LO QUE SE PIDE
¿De qué año son los Diálogos de pintura de Vicente Carducho, según el fragmento del texto?

FRAGMENTO DEL TEXTO
═══
Peeping Tom lo sabía: de tanto usar la vista, la ceguera es, más que una maldición, el triunfo de la pasión por contemplar. Para los ilustradores turcos, la ceguera era un pase directo a la inmortalidad, y para Demócrito eran los ojos la enfermedad misma. «No son iguales el ciego y el invidente», según El Corán.
De acuerdo con Estrella de Diego (profesora de Historia del Arte de la Universidad Complutense de Madrid), nuestra forma de mirar es una enfermedad que no nos permite observar: «La perspectiva de Occidente inventa en esa visión para la cual la lejanía —desde lejos, a lo lejos, de lejos— no sólo garantiza la distancia física, sino emocional, ver a medias». La distancia entre lo que vemos y nosotros nos hace cómplices del objeto contemplado, pero también nos infecta de observación condicionada. La distancia, donde según Walter Benjamin reside la crítica, resulta un mecanismo de control histórico y cultural. La distancia, ese ir y regresar sobre lo visto, no sólo remite a una posición heredada, también nos asegura que lo que vemos no nos hará daño, no nos afectará y no nos infectará. «Igual que sucede con ciertas enfermedades de la vista, las cosas que de verdad importan no se distinguen al estar demasiado lejos o demasiado cerca», insiste De Diego. Para John Berger, son las reglas del retiniano tradicional (materiales y técnicas) las que educaron nuestra forma de mirar el arte así, en la distancia, en este ir y regresar.
Pensando en la ceguera como triunfo sobre la enfermedad de observar, la pintura de Arturo Rivera nos recuerda las reglas de lo retiniano tradicional, de la perspectiva, el lienzo, el color o el trazo que de cerca se transforma en manchón, que de muy cerca se convierte en puntitos; pintura que no se puede tocar, y que sin distancia no se aprehende. En sus Diálogos de pintura (1633), Vicente Carducho alecciona: «Diferentemente se debe pintar una cosa que se ha de ver a cuatro pies de distancia, que la que se ha de ver a veinte, treinta o cuarenta, y diferente la que está en alto, que la que está en nuestro horizonte». La distancia como herramienta creativa.
═══
EXTRACTOS DE ÍTEMS
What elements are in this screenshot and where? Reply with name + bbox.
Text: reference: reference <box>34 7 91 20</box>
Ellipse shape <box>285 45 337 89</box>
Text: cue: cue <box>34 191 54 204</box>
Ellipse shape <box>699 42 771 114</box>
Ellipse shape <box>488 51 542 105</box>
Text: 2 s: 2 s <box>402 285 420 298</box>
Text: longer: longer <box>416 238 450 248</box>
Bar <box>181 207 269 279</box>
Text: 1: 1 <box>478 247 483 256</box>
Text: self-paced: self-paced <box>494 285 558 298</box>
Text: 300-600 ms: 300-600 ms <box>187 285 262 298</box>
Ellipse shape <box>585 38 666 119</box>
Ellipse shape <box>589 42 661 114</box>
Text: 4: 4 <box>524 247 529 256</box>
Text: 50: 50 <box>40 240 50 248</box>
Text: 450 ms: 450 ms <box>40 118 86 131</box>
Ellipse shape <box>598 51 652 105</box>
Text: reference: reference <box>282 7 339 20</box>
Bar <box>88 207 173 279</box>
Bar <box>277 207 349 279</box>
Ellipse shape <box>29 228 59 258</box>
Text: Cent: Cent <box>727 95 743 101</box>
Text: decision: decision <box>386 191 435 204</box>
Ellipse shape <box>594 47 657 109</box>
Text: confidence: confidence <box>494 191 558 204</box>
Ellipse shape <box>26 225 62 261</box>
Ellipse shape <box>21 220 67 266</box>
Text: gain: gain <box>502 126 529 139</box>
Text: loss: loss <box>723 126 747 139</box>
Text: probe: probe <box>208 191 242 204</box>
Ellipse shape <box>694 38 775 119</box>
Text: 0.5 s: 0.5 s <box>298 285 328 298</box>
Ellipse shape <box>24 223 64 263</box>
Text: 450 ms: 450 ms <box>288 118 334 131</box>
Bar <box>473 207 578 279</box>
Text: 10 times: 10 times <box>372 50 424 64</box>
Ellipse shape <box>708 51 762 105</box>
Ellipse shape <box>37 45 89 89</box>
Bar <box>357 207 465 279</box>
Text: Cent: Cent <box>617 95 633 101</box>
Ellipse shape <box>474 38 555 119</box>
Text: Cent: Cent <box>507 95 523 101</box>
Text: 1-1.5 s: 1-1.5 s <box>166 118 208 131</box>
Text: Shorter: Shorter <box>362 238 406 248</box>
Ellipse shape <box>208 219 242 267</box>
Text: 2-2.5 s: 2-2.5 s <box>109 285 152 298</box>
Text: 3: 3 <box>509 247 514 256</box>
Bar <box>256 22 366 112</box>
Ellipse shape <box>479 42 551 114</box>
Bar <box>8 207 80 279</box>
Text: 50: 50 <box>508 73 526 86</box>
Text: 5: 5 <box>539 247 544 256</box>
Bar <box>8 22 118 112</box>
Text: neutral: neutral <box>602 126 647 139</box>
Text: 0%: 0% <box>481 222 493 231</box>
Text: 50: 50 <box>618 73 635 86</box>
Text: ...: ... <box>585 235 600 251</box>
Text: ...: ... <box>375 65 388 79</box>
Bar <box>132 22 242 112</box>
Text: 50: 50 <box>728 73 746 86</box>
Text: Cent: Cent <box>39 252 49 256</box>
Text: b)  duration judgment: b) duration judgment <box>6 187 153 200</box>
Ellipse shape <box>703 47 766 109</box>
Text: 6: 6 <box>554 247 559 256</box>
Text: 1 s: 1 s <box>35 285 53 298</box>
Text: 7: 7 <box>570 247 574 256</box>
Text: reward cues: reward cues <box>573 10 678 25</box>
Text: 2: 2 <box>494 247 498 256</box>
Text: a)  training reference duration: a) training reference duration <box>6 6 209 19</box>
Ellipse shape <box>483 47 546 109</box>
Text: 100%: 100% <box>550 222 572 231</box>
═══
RESPUESTA ESCRITA
De 1633.